## Task prompt
Copy all of the records below verbatim.

## Data
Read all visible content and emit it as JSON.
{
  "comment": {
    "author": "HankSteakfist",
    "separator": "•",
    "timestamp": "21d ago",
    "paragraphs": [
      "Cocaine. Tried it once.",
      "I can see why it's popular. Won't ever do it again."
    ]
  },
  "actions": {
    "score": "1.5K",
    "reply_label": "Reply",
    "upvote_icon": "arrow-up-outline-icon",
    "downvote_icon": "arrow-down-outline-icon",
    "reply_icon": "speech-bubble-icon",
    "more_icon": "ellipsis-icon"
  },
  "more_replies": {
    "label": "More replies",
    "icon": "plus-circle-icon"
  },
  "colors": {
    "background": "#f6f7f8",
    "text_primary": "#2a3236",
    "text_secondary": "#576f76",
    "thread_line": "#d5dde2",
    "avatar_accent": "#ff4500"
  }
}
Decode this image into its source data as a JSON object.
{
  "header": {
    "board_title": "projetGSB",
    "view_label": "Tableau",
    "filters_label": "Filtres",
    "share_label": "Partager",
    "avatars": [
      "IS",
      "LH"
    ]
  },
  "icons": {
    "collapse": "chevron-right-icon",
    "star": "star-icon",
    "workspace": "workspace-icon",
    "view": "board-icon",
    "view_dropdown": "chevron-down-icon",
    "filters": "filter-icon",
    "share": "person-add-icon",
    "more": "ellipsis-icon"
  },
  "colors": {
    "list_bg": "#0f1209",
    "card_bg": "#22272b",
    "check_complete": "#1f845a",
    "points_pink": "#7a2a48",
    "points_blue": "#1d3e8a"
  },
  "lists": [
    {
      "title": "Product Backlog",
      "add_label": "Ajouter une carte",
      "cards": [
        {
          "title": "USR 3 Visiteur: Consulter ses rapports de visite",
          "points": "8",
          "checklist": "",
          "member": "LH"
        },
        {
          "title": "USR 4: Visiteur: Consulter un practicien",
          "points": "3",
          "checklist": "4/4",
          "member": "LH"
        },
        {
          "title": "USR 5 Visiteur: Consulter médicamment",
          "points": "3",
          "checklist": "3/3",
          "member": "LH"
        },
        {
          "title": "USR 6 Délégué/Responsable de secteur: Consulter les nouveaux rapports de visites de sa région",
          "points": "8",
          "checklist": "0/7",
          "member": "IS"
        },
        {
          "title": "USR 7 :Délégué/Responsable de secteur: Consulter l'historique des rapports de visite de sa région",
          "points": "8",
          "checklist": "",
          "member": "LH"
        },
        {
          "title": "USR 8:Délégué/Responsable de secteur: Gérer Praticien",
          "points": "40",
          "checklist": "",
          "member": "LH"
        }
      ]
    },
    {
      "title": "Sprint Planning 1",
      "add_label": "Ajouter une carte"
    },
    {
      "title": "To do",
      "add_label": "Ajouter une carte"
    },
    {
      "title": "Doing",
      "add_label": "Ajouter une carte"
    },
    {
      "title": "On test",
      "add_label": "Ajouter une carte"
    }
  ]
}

## Task result
Read all visible content and emit it as JSON.
{
  "comment": {
    "author": "HankSteakfist",
    "separator": "•",
    "timestamp": "21d ago",
    "paragraphs": [
      "Cocaine. Tried it once.",
      "I can see why it's popular. Won't ever do it again."
    ]
  },
  "actions": {
    "score": "1.5K",
    "reply_label": "Reply",
    "upvote_icon": "arrow-up-outline-icon",
    "downvote_icon": "arrow-down-outline-icon",
    "reply_icon": "speech-bubble-icon",
    "more_icon": "ellipsis-icon"
  },
  "more_replies": {
    "label": "More replies",
    "icon": "plus-circle-icon"
  },
  "colors": {
    "background": "#f6f7f8",
    "text_primary": "#2a3236",
    "text_secondary": "#576f76",
    "thread_line": "#d5dde2",
    "avatar_accent": "#ff4500"
  }
}
Decode this image into its source data as a JSON object.
{
  "header": {
    "board_title": "projetGSB",
    "view_label": "Tableau",
    "filters_label": "Filtres",
    "share_label": "Partager",
    "avatars": [
      "IS",
      "LH"
    ]
  },
  "icons": {
    "collapse": "chevron-right-icon",
    "star": "star-icon",
    "workspace": "workspace-icon",
    "view": "board-icon",
    "view_dropdown": "chevron-down-icon",
    "filters": "filter-icon",
    "share": "person-add-icon",
    "more": "ellipsis-icon"
  },
  "colors": {
    "list_bg": "#0f1209",
    "card_bg": "#22272b",
    "check_complete": "#1f845a",
    "points_pink": "#7a2a48",
    "points_blue": "#1d3e8a"
  },
  "lists": [
    {
      "title": "Product Backlog",
      "add_label": "Ajouter une carte",
      "cards": [
        {
          "title": "USR 3 Visiteur: Consulter ses rapports de visite",
          "points": "8",
          "checklist": "",
          "member": "LH"
        },
        {
          "title": "USR 4: Visiteur: Consulter un practicien",
          "points": "3",
          "checklist": "4/4",
          "member": "LH"
        },
        {
          "title": "USR 5 Visiteur: Consulter médicamment",
          "points": "3",
          "checklist": "3/3",
          "member": "LH"
        },
        {
          "title": "USR 6 Délégué/Responsable de secteur: Consulter les nouveaux rapports de visites de sa région",
          "points": "8",
          "checklist": "0/7",
          "member": "IS"
        },
        {
          "title": "USR 7 :Délégué/Responsable de secteur: Consulter l'historique des rapports de visite de sa région",
          "points": "8",
          "checklist": "",
          "member": "LH"
        },
        {
          "title": "USR 8:Délégué/Responsable de secteur: Gérer Praticien",
          "points": "40",
          "checklist": "",
          "member": "LH"
        }
      ]
    },
    {
      "title": "Sprint Planning 1",
      "add_label": "Ajouter une carte"
    },
    {
      "title": "To do",
      "add_label": "Ajouter une carte"
    },
    {
      "title": "Doing",
      "add_label": "Ajouter une carte"
    },
    {
      "title": "On test",
      "add_label": "Ajouter une carte"
    }
  ]
}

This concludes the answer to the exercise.